# Input data:
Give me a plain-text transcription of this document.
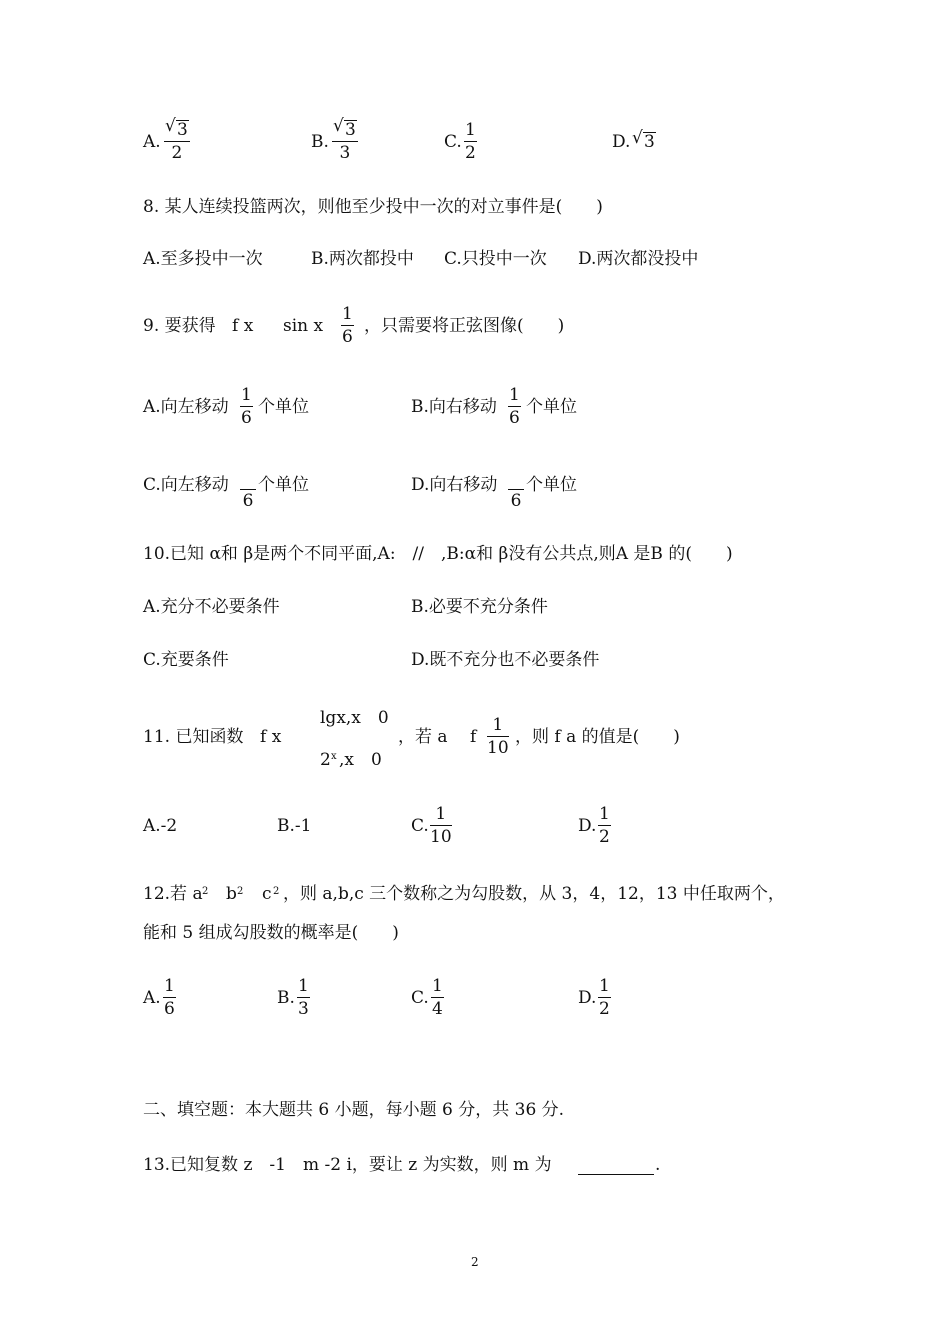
A. $\frac{√ 3}{2}$	B. $\frac{√ 3}{3}$	C. $\frac{1}{2}$	D. √ 3
8. 某人连续投篮两次，则他至少投中一次的对立事件是(　　)
A.至多投中一次	B.两次都投中 C.只投中一次 D.两次都没投中
9. 要获得 f x sin x $\frac{1}{6}$ ，只需要将正弦图像(　　)
A.向左移动 $\frac{1}{6}$ 个单位	B.向右移动 $\frac{1}{6}$ 个单位
C.向左移动
6
个单位	D.向右移动
6
个单位
10.已知 α和 β是两个不同平面,A:　//　,B:α和 β没有公共点,则A 是B 的(　　)
A.充分不必要条件	B.必要不充分条件
C.充要条件	D.既不充分也不必要条件
11. 已知函数 f x
lgx,x　0
2 x ,x　0
，若 a　 f $\frac{1}{10}$ ，则 f a 的值是(　　)
A.-2	B.-1	C. $\frac{1}{10}$	D. $\frac{1}{2}$
12.若 a 2 b 2 c 2 ，则 a,b,c 三个数称之为勾股数，从 3，4，12，13 中任取两个，
能和 5 组成勾股数的概率是(　　)
A. $\frac{1}{6}$	B. $\frac{1}{3}$	C. $\frac{1}{4}$	D. $\frac{1}{2}$
二、填空题：本大题共 6 小题，每小题 6 分，共 36 分.
13.已知复数 z　-1　m -2 i，要让 z 为实数，则 m 为	.
2
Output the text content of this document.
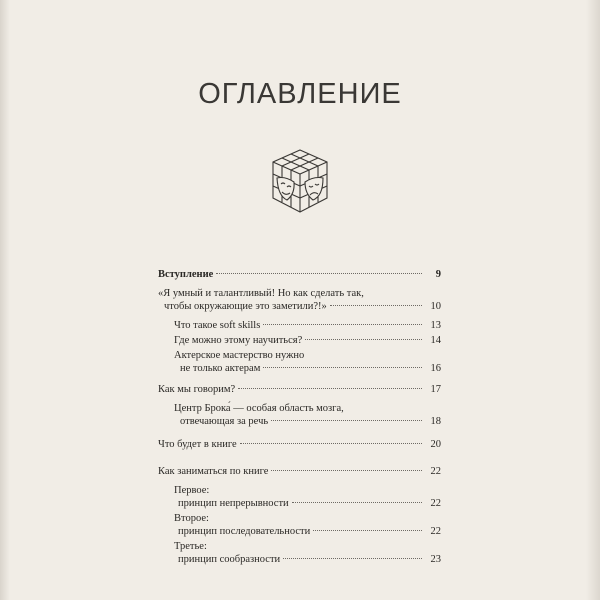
ОГЛАВЛЕНИЕ
Вступление	9
«Я умный и талантливый! Но как сделать так,
чтобы окружающие это заметили?!»	10
Что такое soft skills	13
Где можно этому научиться?	14
Актерское мастерство нужно
не только актерам	16
Как мы говорим?	17
Центр Брока́ — особая область мозга,
отвечающая за речь	18
Что будет в книге	20
Как заниматься по книге	22
Первое:
принцип непрерывности	22
Второе:
принцип последовательности	22
Третье:
принцип сообразности	23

# Written task:
Leave every image out, and retype the material exactly.

# Correct result:
Give me a plain-text transcription of this document.
A. $\frac{√ 3}{2}$	B. $\frac{√ 3}{3}$	C. $\frac{1}{2}$	D. √ 3
8. 某人连续投篮两次，则他至少投中一次的对立事件是(　　)
A.至多投中一次	B.两次都投中 C.只投中一次 D.两次都没投中
9. 要获得 f x sin x $\frac{1}{6}$ ，只需要将正弦图像(　　)
A.向左移动 $\frac{1}{6}$ 个单位	B.向右移动 $\frac{1}{6}$ 个单位
C.向左移动
6
个单位	D.向右移动
6
个单位
10.已知 α和 β是两个不同平面,A:　//　,B:α和 β没有公共点,则A 是B 的(　　)
A.充分不必要条件	B.必要不充分条件
C.充要条件	D.既不充分也不必要条件
11. 已知函数 f x
lgx,x　0
2 x ,x　0
，若 a　 f $\frac{1}{10}$ ，则 f a 的值是(　　)
A.-2	B.-1	C. $\frac{1}{10}$	D. $\frac{1}{2}$
12.若 a 2 b 2 c 2 ，则 a,b,c 三个数称之为勾股数，从 3，4，12，13 中任取两个，
能和 5 组成勾股数的概率是(　　)
A. $\frac{1}{6}$	B. $\frac{1}{3}$	C. $\frac{1}{4}$	D. $\frac{1}{2}$
二、填空题：本大题共 6 小题，每小题 6 分，共 36 分.
13.已知复数 z　-1　m -2 i，要让 z 为实数，则 m 为	.
2
Output the text content of this document.
ОГЛАВЛЕНИЕ
Вступление	9
«Я умный и талантливый! Но как сделать так,
чтобы окружающие это заметили?!»	10
Что такое soft skills	13
Где можно этому научиться?	14
Актерское мастерство нужно
не только актерам	16
Как мы говорим?	17
Центр Брока́ — особая область мозга,
отвечающая за речь	18
Что будет в книге	20
Как заниматься по книге	22
Первое:
принцип непрерывности	22
Второе:
принцип последовательности	22
Третье:
принцип сообразности	23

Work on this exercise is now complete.